WORK INSTRUCTIONS:
Transcribe the records that follow exactly. Skip the pictures.

[Figure contents as structured data]
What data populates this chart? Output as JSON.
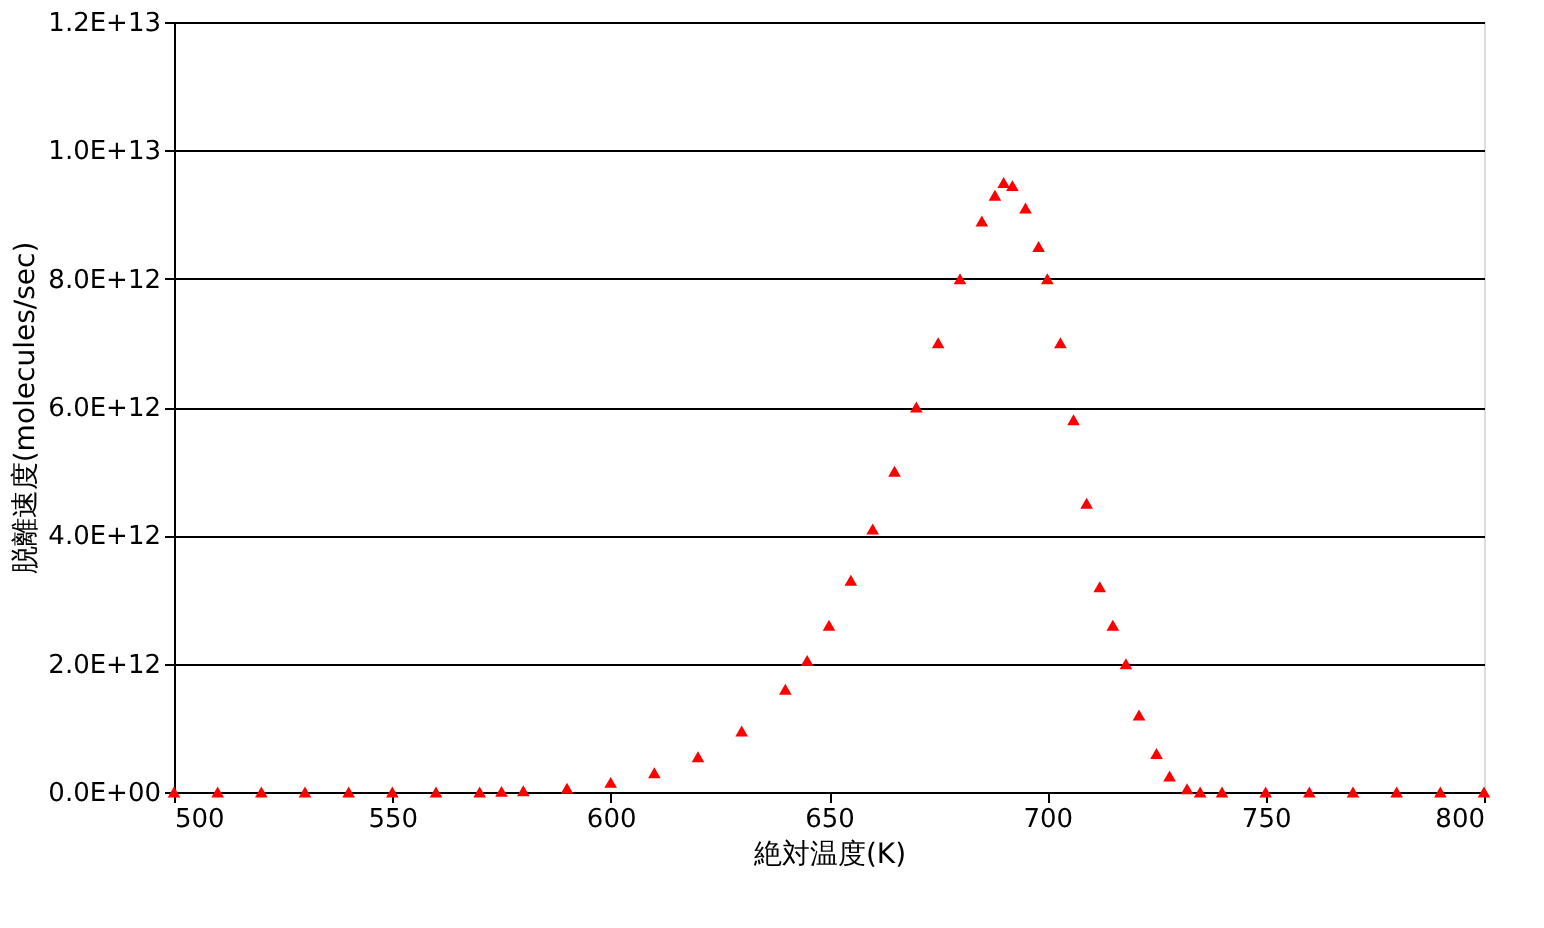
{
  "chart_data": {
    "type": "scatter",
    "xlabel": "絶対温度(K)",
    "ylabel": "脱離速度(molecules/sec)",
    "x": [
      500,
      510,
      520,
      530,
      540,
      550,
      560,
      570,
      575,
      580,
      590,
      600,
      610,
      620,
      630,
      640,
      645,
      650,
      655,
      660,
      665,
      670,
      675,
      680,
      685,
      688,
      690,
      692,
      695,
      698,
      700,
      703,
      706,
      709,
      712,
      715,
      718,
      721,
      725,
      728,
      732,
      735,
      740,
      750,
      760,
      770,
      780,
      790,
      800
    ],
    "series": [
      {
        "color": "#ff0000",
        "values": [
          0,
          0,
          0,
          0,
          0,
          0,
          0,
          0,
          10000000000.0,
          20000000000.0,
          60000000000.0,
          150000000000.0,
          300000000000.0,
          550000000000.0,
          950000000000.0,
          1600000000000.0,
          2050000000000.0,
          2600000000000.0,
          3300000000000.0,
          4100000000000.0,
          5000000000000.0,
          6000000000000.0,
          7000000000000.0,
          8000000000000.0,
          8900000000000.0,
          9300000000000.0,
          9500000000000.0,
          9450000000000.0,
          9100000000000.0,
          8500000000000.0,
          8000000000000.0,
          7000000000000.0,
          5800000000000.0,
          4500000000000.0,
          3200000000000.0,
          2600000000000.0,
          2000000000000.0,
          1200000000000.0,
          600000000000.0,
          250000000000.0,
          50000000000.0,
          0,
          0,
          0,
          0,
          0,
          0,
          0,
          0
        ]
      }
    ],
    "xlim": [
      500,
      800
    ],
    "xticks": [
      500,
      550,
      600,
      650,
      700,
      750,
      800
    ],
    "ylim": [
      0,
      12000000000000.0
    ],
    "yticks": [
      {
        "value": 0,
        "label": "0.0E+00"
      },
      {
        "value": 2000000000000.0,
        "label": "2.0E+12"
      },
      {
        "value": 4000000000000.0,
        "label": "4.0E+12"
      },
      {
        "value": 6000000000000.0,
        "label": "6.0E+12"
      },
      {
        "value": 8000000000000.0,
        "label": "8.0E+12"
      },
      {
        "value": 10000000000000.0,
        "label": "1.0E+13"
      },
      {
        "value": 12000000000000.0,
        "label": "1.2E+13"
      }
    ],
    "grid": "y",
    "marker": "triangle"
  }
}
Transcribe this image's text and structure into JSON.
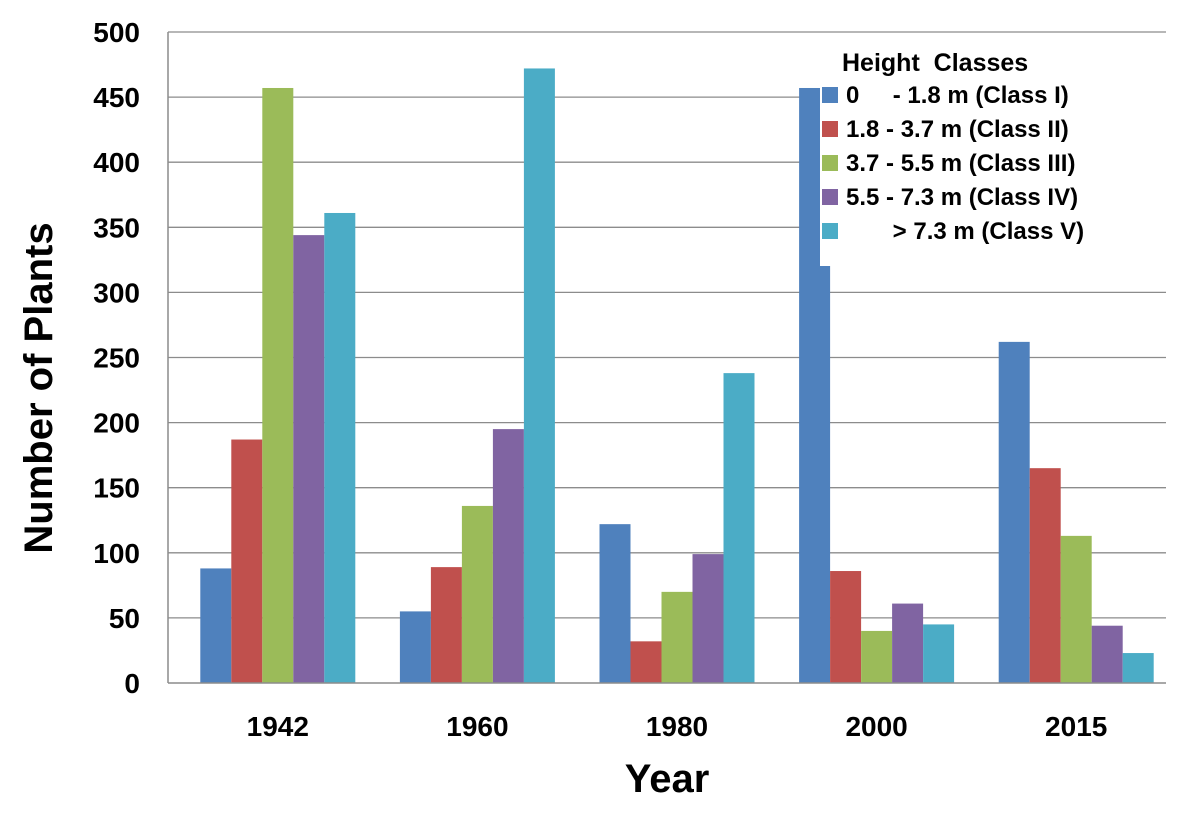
{
  "chart_data": {
    "type": "bar",
    "categories": [
      "1942",
      "1960",
      "1980",
      "2000",
      "2015"
    ],
    "xlabel": "Year",
    "ylabel": "Number of Plants",
    "ylim": [
      0,
      500
    ],
    "yticks": [
      0,
      50,
      100,
      150,
      200,
      250,
      300,
      350,
      400,
      450,
      500
    ],
    "grid": true,
    "legend": {
      "title": "Height  Classes",
      "placement": "top-right"
    },
    "series": [
      {
        "name": "0     - 1.8 m (Class I)",
        "color": "#4F81BD",
        "values": [
          88,
          55,
          122,
          457,
          262
        ]
      },
      {
        "name": "1.8 - 3.7 m (Class II)",
        "color": "#C0504D",
        "values": [
          187,
          89,
          32,
          86,
          165
        ]
      },
      {
        "name": "3.7 - 5.5 m (Class III)",
        "color": "#9BBB59",
        "values": [
          457,
          136,
          70,
          40,
          113
        ]
      },
      {
        "name": "5.5 - 7.3 m (Class IV)",
        "color": "#8064A2",
        "values": [
          344,
          195,
          99,
          61,
          44
        ]
      },
      {
        "name": "       > 7.3 m (Class V)",
        "color": "#4BACC6",
        "values": [
          361,
          472,
          238,
          45,
          23
        ]
      }
    ]
  }
}
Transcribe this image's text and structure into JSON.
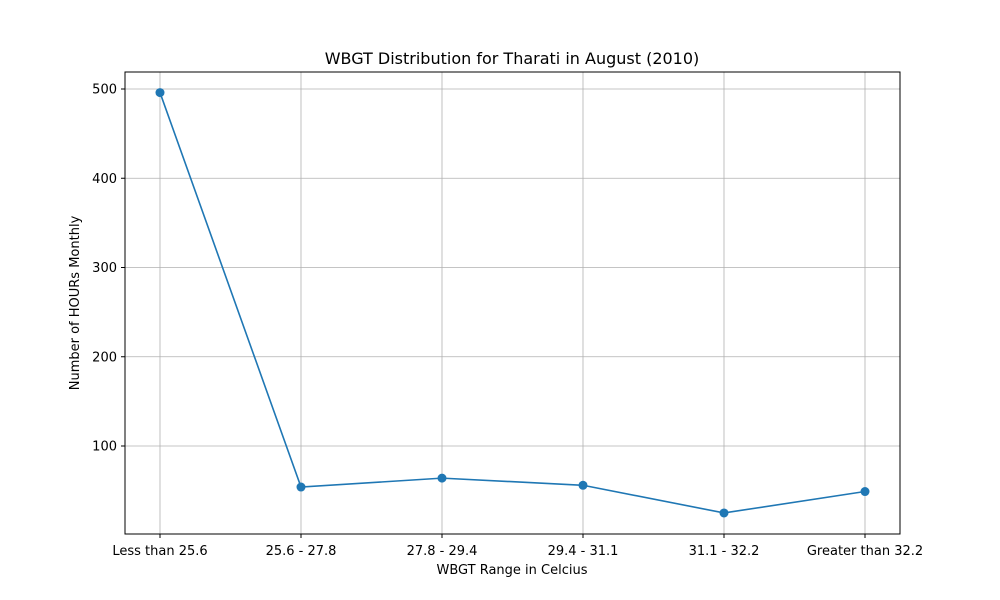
{
  "chart_data": {
    "type": "line",
    "title": "WBGT Distribution for Tharati in August (2010)",
    "xlabel": "WBGT Range in Celcius",
    "ylabel": "Number of HOURs Monthly",
    "categories": [
      "Less than 25.6",
      "25.6 - 27.8",
      "27.8 - 29.4",
      "29.4 - 31.1",
      "31.1 - 32.2",
      "Greater than 32.2"
    ],
    "series": [
      {
        "values": [
          496,
          54,
          64,
          56,
          25,
          49
        ],
        "color": "#1f77b4"
      }
    ],
    "ylim": [
      0,
      520
    ],
    "yticks": [
      100,
      200,
      300,
      400,
      500
    ],
    "grid": true,
    "marker": "circle"
  }
}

TASK RESULT:
What data populates this chart? Output as JSON.
{
  "chart_data": {
    "type": "scatter",
    "xlabel": "絶対温度(K)",
    "ylabel": "脱離速度(molecules/sec)",
    "x": [
      500,
      510,
      520,
      530,
      540,
      550,
      560,
      570,
      575,
      580,
      590,
      600,
      610,
      620,
      630,
      640,
      645,
      650,
      655,
      660,
      665,
      670,
      675,
      680,
      685,
      688,
      690,
      692,
      695,
      698,
      700,
      703,
      706,
      709,
      712,
      715,
      718,
      721,
      725,
      728,
      732,
      735,
      740,
      750,
      760,
      770,
      780,
      790,
      800
    ],
    "series": [
      {
        "color": "#ff0000",
        "values": [
          0,
          0,
          0,
          0,
          0,
          0,
          0,
          0,
          10000000000.0,
          20000000000.0,
          60000000000.0,
          150000000000.0,
          300000000000.0,
          550000000000.0,
          950000000000.0,
          1600000000000.0,
          2050000000000.0,
          2600000000000.0,
          3300000000000.0,
          4100000000000.0,
          5000000000000.0,
          6000000000000.0,
          7000000000000.0,
          8000000000000.0,
          8900000000000.0,
          9300000000000.0,
          9500000000000.0,
          9450000000000.0,
          9100000000000.0,
          8500000000000.0,
          8000000000000.0,
          7000000000000.0,
          5800000000000.0,
          4500000000000.0,
          3200000000000.0,
          2600000000000.0,
          2000000000000.0,
          1200000000000.0,
          600000000000.0,
          250000000000.0,
          50000000000.0,
          0,
          0,
          0,
          0,
          0,
          0,
          0,
          0
        ]
      }
    ],
    "xlim": [
      500,
      800
    ],
    "xticks": [
      500,
      550,
      600,
      650,
      700,
      750,
      800
    ],
    "ylim": [
      0,
      12000000000000.0
    ],
    "yticks": [
      {
        "value": 0,
        "label": "0.0E+00"
      },
      {
        "value": 2000000000000.0,
        "label": "2.0E+12"
      },
      {
        "value": 4000000000000.0,
        "label": "4.0E+12"
      },
      {
        "value": 6000000000000.0,
        "label": "6.0E+12"
      },
      {
        "value": 8000000000000.0,
        "label": "8.0E+12"
      },
      {
        "value": 10000000000000.0,
        "label": "1.0E+13"
      },
      {
        "value": 12000000000000.0,
        "label": "1.2E+13"
      }
    ],
    "grid": "y",
    "marker": "triangle"
  }
}
Transcribe this image's text and structure into JSON.
{
  "chart_data": {
    "type": "bar",
    "categories": [
      "1942",
      "1960",
      "1980",
      "2000",
      "2015"
    ],
    "xlabel": "Year",
    "ylabel": "Number of Plants",
    "ylim": [
      0,
      500
    ],
    "yticks": [
      0,
      50,
      100,
      150,
      200,
      250,
      300,
      350,
      400,
      450,
      500
    ],
    "grid": true,
    "legend": {
      "title": "Height  Classes",
      "placement": "top-right"
    },
    "series": [
      {
        "name": "0     - 1.8 m (Class I)",
        "color": "#4F81BD",
        "values": [
          88,
          55,
          122,
          457,
          262
        ]
      },
      {
        "name": "1.8 - 3.7 m (Class II)",
        "color": "#C0504D",
        "values": [
          187,
          89,
          32,
          86,
          165
        ]
      },
      {
        "name": "3.7 - 5.5 m (Class III)",
        "color": "#9BBB59",
        "values": [
          457,
          136,
          70,
          40,
          113
        ]
      },
      {
        "name": "5.5 - 7.3 m (Class IV)",
        "color": "#8064A2",
        "values": [
          344,
          195,
          99,
          61,
          44
        ]
      },
      {
        "name": "       > 7.3 m (Class V)",
        "color": "#4BACC6",
        "values": [
          361,
          472,
          238,
          45,
          23
        ]
      }
    ]
  }
}
Transcribe this image's text and structure into JSON.
{
  "chart_data": {
    "type": "line",
    "title": "WBGT Distribution for Tharati in August (2010)",
    "xlabel": "WBGT Range in Celcius",
    "ylabel": "Number of HOURs Monthly",
    "categories": [
      "Less than 25.6",
      "25.6 - 27.8",
      "27.8 - 29.4",
      "29.4 - 31.1",
      "31.1 - 32.2",
      "Greater than 32.2"
    ],
    "series": [
      {
        "values": [
          496,
          54,
          64,
          56,
          25,
          49
        ],
        "color": "#1f77b4"
      }
    ],
    "ylim": [
      0,
      520
    ],
    "yticks": [
      100,
      200,
      300,
      400,
      500
    ],
    "grid": true,
    "marker": "circle"
  }
}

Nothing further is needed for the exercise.